_Work to do_
What follows is a set of entries. Give them again exactly, without the pictures.

[Rows from a dataset]
>> Start

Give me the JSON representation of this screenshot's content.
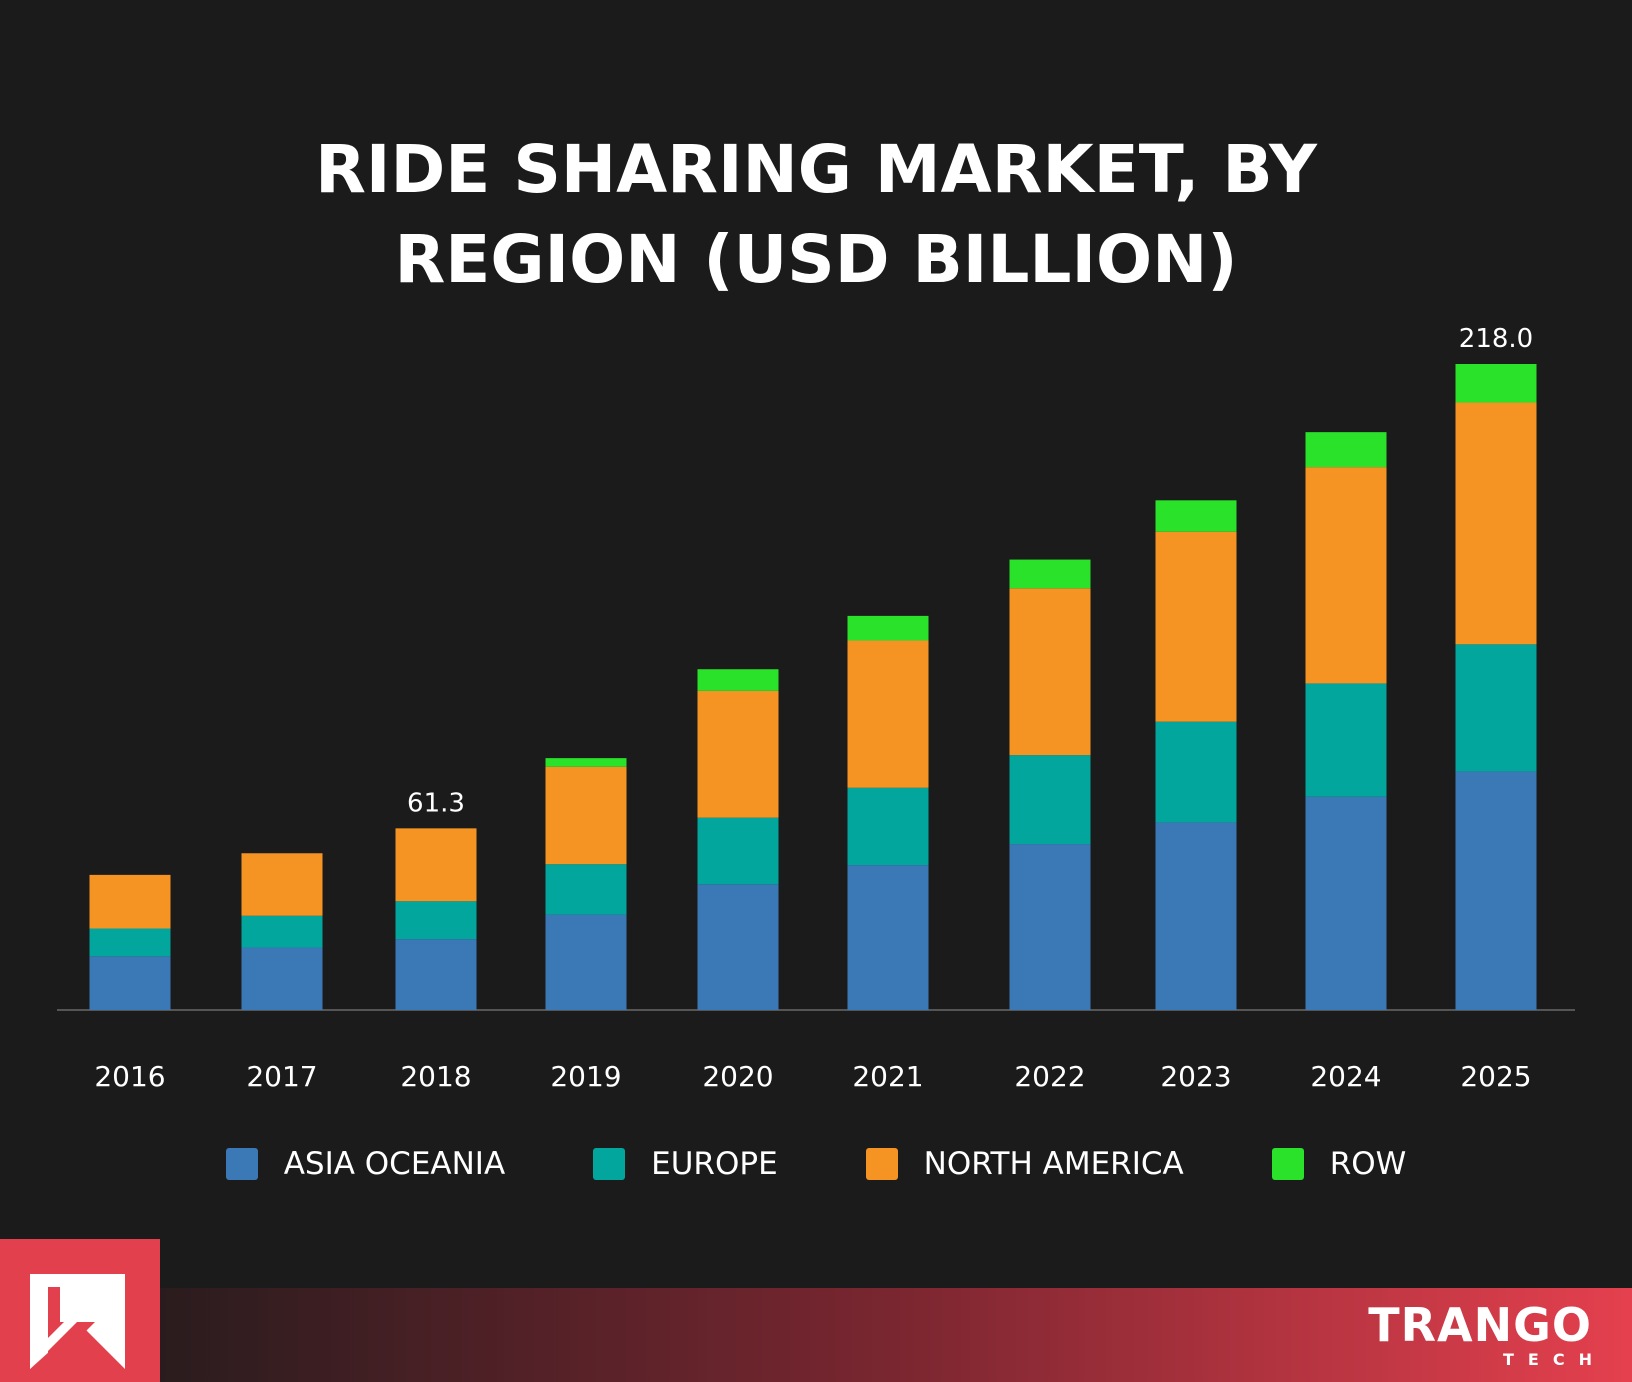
{
  "title_line1": "RIDE SHARING MARKET, BY",
  "title_line2": "REGION (USD BILLION)",
  "chart_data": {
    "type": "bar",
    "stacked": true,
    "title": "RIDE SHARING MARKET, BY REGION (USD BILLION)",
    "categories": [
      "2016",
      "2017",
      "2018",
      "2019",
      "2020",
      "2021",
      "2022",
      "2023",
      "2024",
      "2025"
    ],
    "series": [
      {
        "name": "ASIA OCEANIA",
        "color": "#3b78b6",
        "values": [
          18.1,
          21.1,
          23.9,
          32.2,
          42.4,
          48.9,
          56.0,
          63.3,
          72.0,
          80.5
        ]
      },
      {
        "name": "EUROPE",
        "color": "#02a69d",
        "values": [
          9.4,
          10.7,
          12.8,
          17.0,
          22.5,
          26.1,
          30.0,
          34.0,
          38.2,
          42.9
        ]
      },
      {
        "name": "NORTH AMERICA",
        "color": "#f59422",
        "values": [
          18.1,
          21.1,
          24.6,
          32.9,
          42.8,
          49.7,
          56.3,
          64.1,
          73.0,
          81.6
        ]
      },
      {
        "name": "ROW",
        "color": "#2ae22a",
        "values": [
          0,
          0,
          0,
          2.9,
          7.3,
          8.3,
          9.7,
          10.6,
          11.8,
          13.0
        ]
      }
    ],
    "data_labels": [
      {
        "category": "2018",
        "text": "61.3"
      },
      {
        "category": "2025",
        "text": "218.0"
      }
    ],
    "ylim": [
      0,
      218
    ],
    "legend": "bottom",
    "grid": false
  },
  "brand": {
    "name": "TRANGO",
    "sub": "TECH",
    "colors": {
      "accent": "#e2404c"
    }
  }
}
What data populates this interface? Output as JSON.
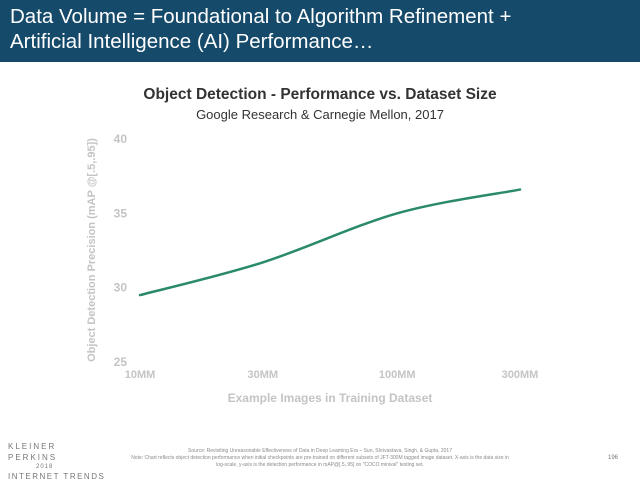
{
  "header": {
    "title_line1": "Data Volume = Foundational to Algorithm Refinement +",
    "title_line2": "Artificial Intelligence (AI) Performance…",
    "background": "#164a6b"
  },
  "chart_data": {
    "type": "line",
    "title": "Object Detection - Performance vs. Dataset Size",
    "subtitle": "Google Research & Carnegie Mellon, 2017",
    "xlabel": "Example Images in Training Dataset",
    "ylabel": "Object Detection Precision (mAP @[.5,.95])",
    "x_scale": "log",
    "x_ticks": [
      {
        "value": 10,
        "label": "10MM"
      },
      {
        "value": 30,
        "label": "30MM"
      },
      {
        "value": 100,
        "label": "100MM"
      },
      {
        "value": 300,
        "label": "300MM"
      }
    ],
    "y_ticks": [
      25,
      30,
      35,
      40
    ],
    "ylim": [
      25,
      40
    ],
    "grid": false,
    "line_color": "#2a8a6a",
    "series": [
      {
        "name": "",
        "x": [
          10,
          30,
          100,
          300
        ],
        "y": [
          29.5,
          31.7,
          35.0,
          36.6
        ]
      }
    ]
  },
  "footer": {
    "logo_line1": "KLEINER PERKINS",
    "logo_line2": "2018",
    "logo_line3": "INTERNET TRENDS",
    "source": "Source: Revisiting Unreasonable Effectiveness of Data in Deep Learning Era – Sun, Shrivastava, Singh, & Gupta, 2017",
    "note": "Note: Chart reflects object detection performance when initial checkpoints are pre-trained on different subsets of JFT-300M tagged image dataset. X-axis is the data size in log-scale, y-axis is the detection performance in mAP@[.5,.95] on \"COCO minival\" testing set.",
    "page_number": "196"
  }
}
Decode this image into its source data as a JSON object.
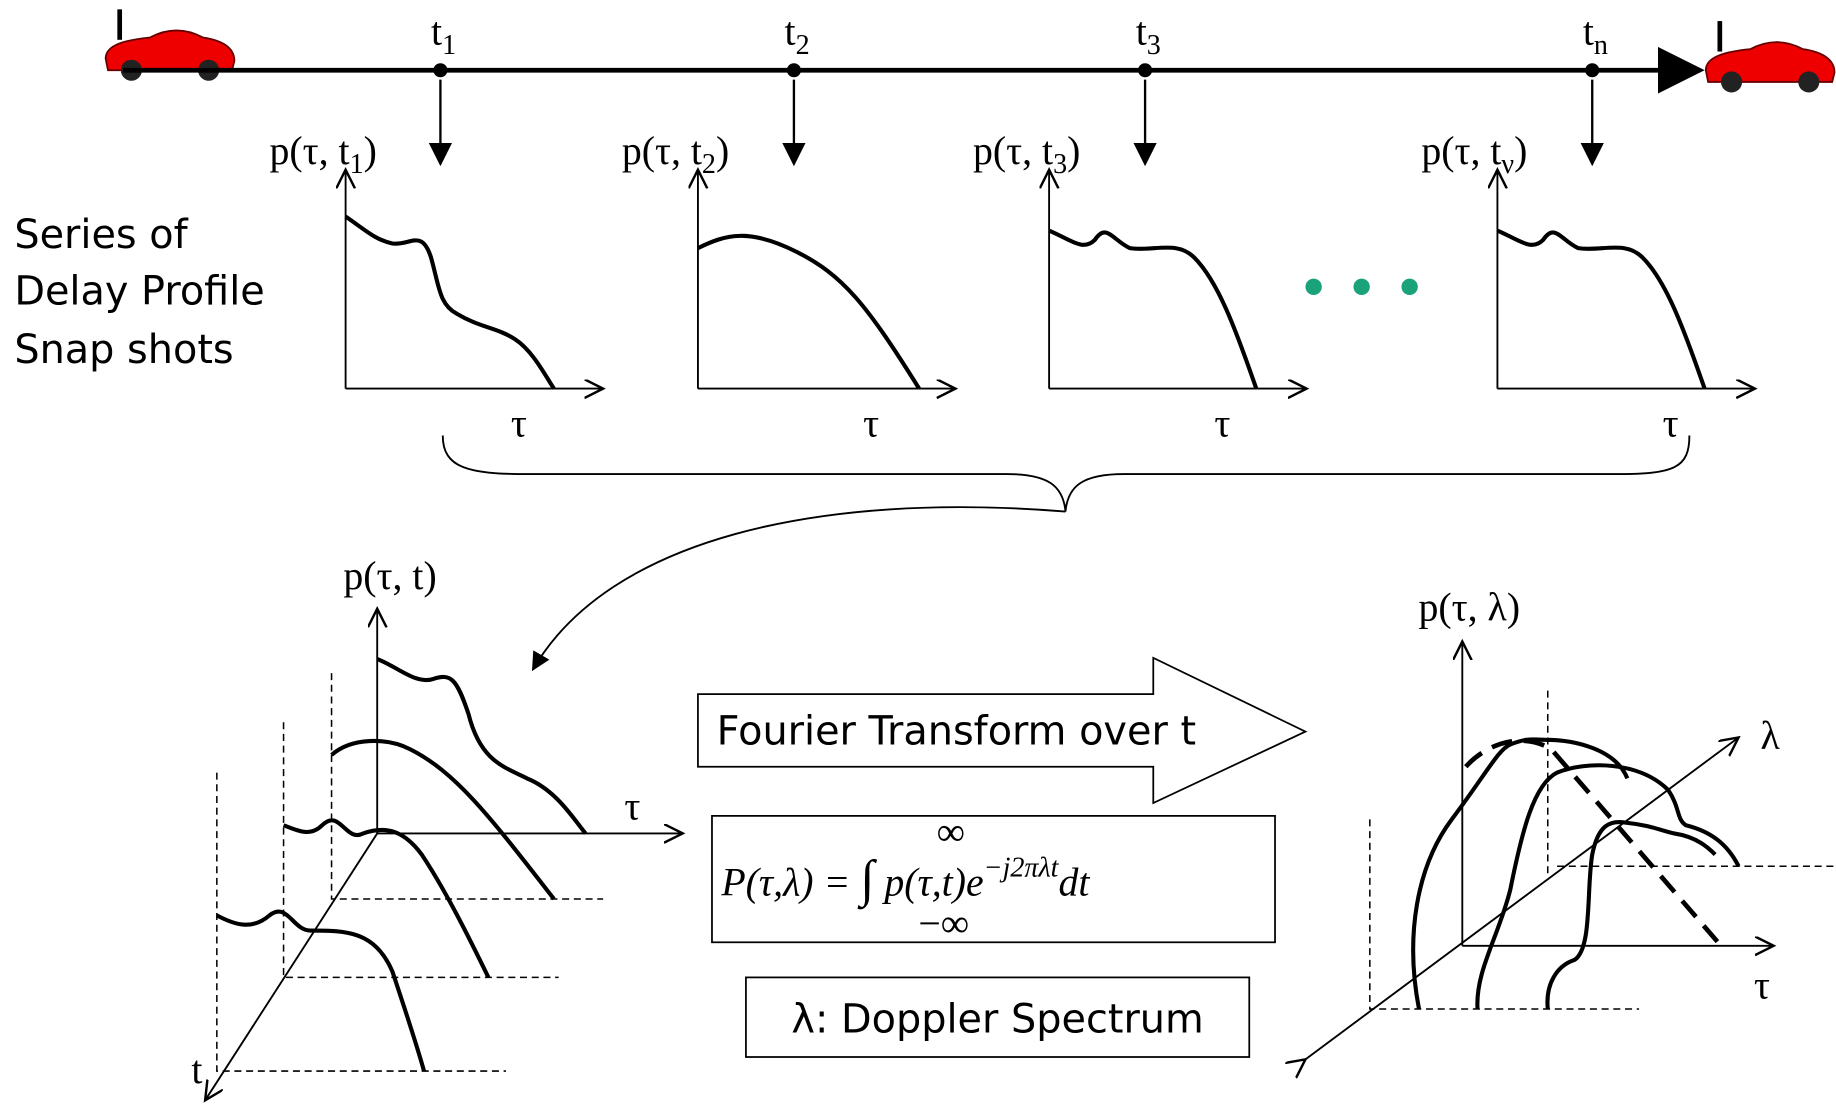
{
  "timeline": {
    "marks": [
      {
        "base": "t",
        "sub": "1"
      },
      {
        "base": "t",
        "sub": "2"
      },
      {
        "base": "t",
        "sub": "3"
      },
      {
        "base": "t",
        "sub": "n"
      }
    ]
  },
  "snapshots": {
    "caption": [
      "Series of",
      "Delay Profile",
      "Snap shots"
    ],
    "profiles": [
      {
        "label": "p(τ, t",
        "sub": "1",
        "close": ")",
        "axis": "τ"
      },
      {
        "label": "p(τ, t",
        "sub": "2",
        "close": ")",
        "axis": "τ"
      },
      {
        "label": "p(τ, t",
        "sub": "3",
        "close": ")",
        "axis": "τ"
      },
      {
        "label": "p(τ, t",
        "sub": "ν",
        "close": ")",
        "axis": "τ"
      }
    ]
  },
  "stack": {
    "y_label": "p(τ, t)",
    "x_label": "τ",
    "depth_label": "t"
  },
  "transform": {
    "arrow_text": "Fourier Transform over t",
    "formula": {
      "lhs": "P(τ,λ) =",
      "integral": "∫",
      "upper": "∞",
      "lower": "−∞",
      "integrand": "p(τ,t)e",
      "exponent": "−j2πλt",
      "tail": "dt"
    },
    "note": "λ: Doppler Spectrum"
  },
  "spectrum": {
    "y_label": "p(τ, λ)",
    "x_label": "τ",
    "depth_label": "λ"
  }
}
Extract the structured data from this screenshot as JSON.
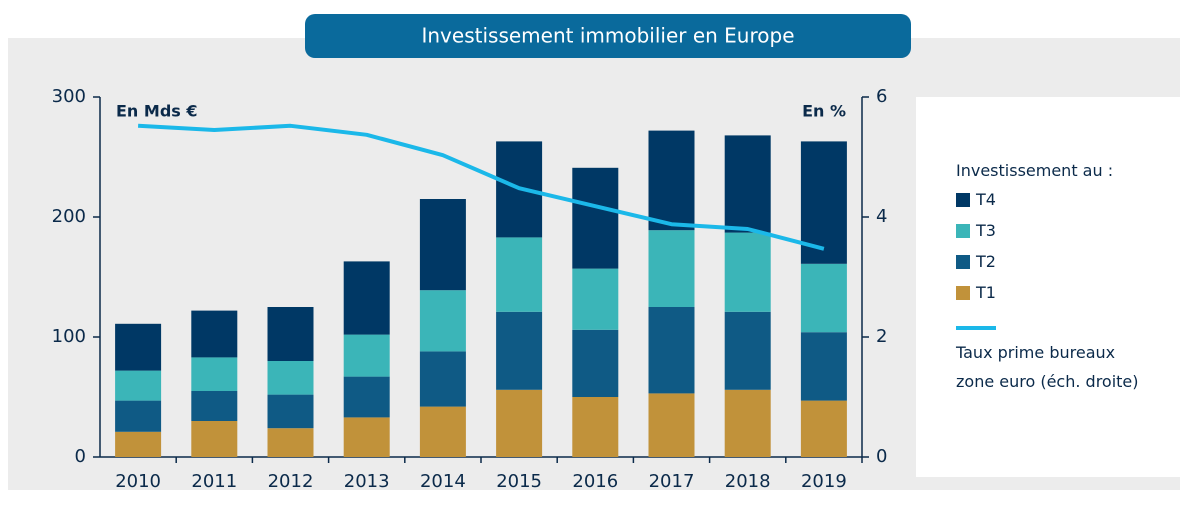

>> End

_Response to this exercise_
Give me the JSON representation of this screenshot's content.
{
  "title_line1": "RIDE SHARING MARKET, BY",
  "title_line2": "REGION (USD BILLION)",
  "chart_data": {
    "type": "bar",
    "stacked": true,
    "title": "RIDE SHARING MARKET, BY REGION (USD BILLION)",
    "categories": [
      "2016",
      "2017",
      "2018",
      "2019",
      "2020",
      "2021",
      "2022",
      "2023",
      "2024",
      "2025"
    ],
    "series": [
      {
        "name": "ASIA OCEANIA",
        "color": "#3b78b6",
        "values": [
          18.1,
          21.1,
          23.9,
          32.2,
          42.4,
          48.9,
          56.0,
          63.3,
          72.0,
          80.5
        ]
      },
      {
        "name": "EUROPE",
        "color": "#02a69d",
        "values": [
          9.4,
          10.7,
          12.8,
          17.0,
          22.5,
          26.1,
          30.0,
          34.0,
          38.2,
          42.9
        ]
      },
      {
        "name": "NORTH AMERICA",
        "color": "#f59422",
        "values": [
          18.1,
          21.1,
          24.6,
          32.9,
          42.8,
          49.7,
          56.3,
          64.1,
          73.0,
          81.6
        ]
      },
      {
        "name": "ROW",
        "color": "#2ae22a",
        "values": [
          0,
          0,
          0,
          2.9,
          7.3,
          8.3,
          9.7,
          10.6,
          11.8,
          13.0
        ]
      }
    ],
    "data_labels": [
      {
        "category": "2018",
        "text": "61.3"
      },
      {
        "category": "2025",
        "text": "218.0"
      }
    ],
    "ylim": [
      0,
      218
    ],
    "legend": "bottom",
    "grid": false
  },
  "brand": {
    "name": "TRANGO",
    "sub": "TECH",
    "colors": {
      "accent": "#e2404c"
    }
  }
}
What data populates this interface? Output as JSON.
{
  "header": {
    "title_line1": "Data Volume = Foundational to Algorithm Refinement +",
    "title_line2": "Artificial Intelligence (AI) Performance…",
    "background": "#164a6b"
  },
  "chart_data": {
    "type": "line",
    "title": "Object Detection - Performance vs. Dataset Size",
    "subtitle": "Google Research & Carnegie Mellon, 2017",
    "xlabel": "Example Images in Training Dataset",
    "ylabel": "Object Detection Precision (mAP @[.5,.95])",
    "x_scale": "log",
    "x_ticks": [
      {
        "value": 10,
        "label": "10MM"
      },
      {
        "value": 30,
        "label": "30MM"
      },
      {
        "value": 100,
        "label": "100MM"
      },
      {
        "value": 300,
        "label": "300MM"
      }
    ],
    "y_ticks": [
      25,
      30,
      35,
      40
    ],
    "ylim": [
      25,
      40
    ],
    "grid": false,
    "line_color": "#2a8a6a",
    "series": [
      {
        "name": "",
        "x": [
          10,
          30,
          100,
          300
        ],
        "y": [
          29.5,
          31.7,
          35.0,
          36.6
        ]
      }
    ]
  },
  "footer": {
    "logo_line1": "KLEINER PERKINS",
    "logo_line2": "2018",
    "logo_line3": "INTERNET TRENDS",
    "source": "Source: Revisiting Unreasonable Effectiveness of Data in Deep Learning Era – Sun, Shrivastava, Singh, & Gupta, 2017",
    "note": "Note: Chart reflects object detection performance when initial checkpoints are pre-trained on different subsets of JFT-300M tagged image dataset. X-axis is the data size in log-scale, y-axis is the detection performance in mAP@[.5,.95] on \"COCO minival\" testing set.",
    "page_number": "196"
  }
}
Decode this image into its source data as a JSON object.
{
  "timeline": {
    "marks": [
      {
        "base": "t",
        "sub": "1"
      },
      {
        "base": "t",
        "sub": "2"
      },
      {
        "base": "t",
        "sub": "3"
      },
      {
        "base": "t",
        "sub": "n"
      }
    ]
  },
  "snapshots": {
    "caption": [
      "Series of",
      "Delay Profile",
      "Snap shots"
    ],
    "profiles": [
      {
        "label": "p(τ, t",
        "sub": "1",
        "close": ")",
        "axis": "τ"
      },
      {
        "label": "p(τ, t",
        "sub": "2",
        "close": ")",
        "axis": "τ"
      },
      {
        "label": "p(τ, t",
        "sub": "3",
        "close": ")",
        "axis": "τ"
      },
      {
        "label": "p(τ, t",
        "sub": "ν",
        "close": ")",
        "axis": "τ"
      }
    ]
  },
  "stack": {
    "y_label": "p(τ, t)",
    "x_label": "τ",
    "depth_label": "t"
  },
  "transform": {
    "arrow_text": "Fourier Transform over t",
    "formula": {
      "lhs": "P(τ,λ) =",
      "integral": "∫",
      "upper": "∞",
      "lower": "−∞",
      "integrand": "p(τ,t)e",
      "exponent": "−j2πλt",
      "tail": "dt"
    },
    "note": "λ: Doppler Spectrum"
  },
  "spectrum": {
    "y_label": "p(τ, λ)",
    "x_label": "τ",
    "depth_label": "λ"
  }
}
Extract the structured data from this screenshot as JSON.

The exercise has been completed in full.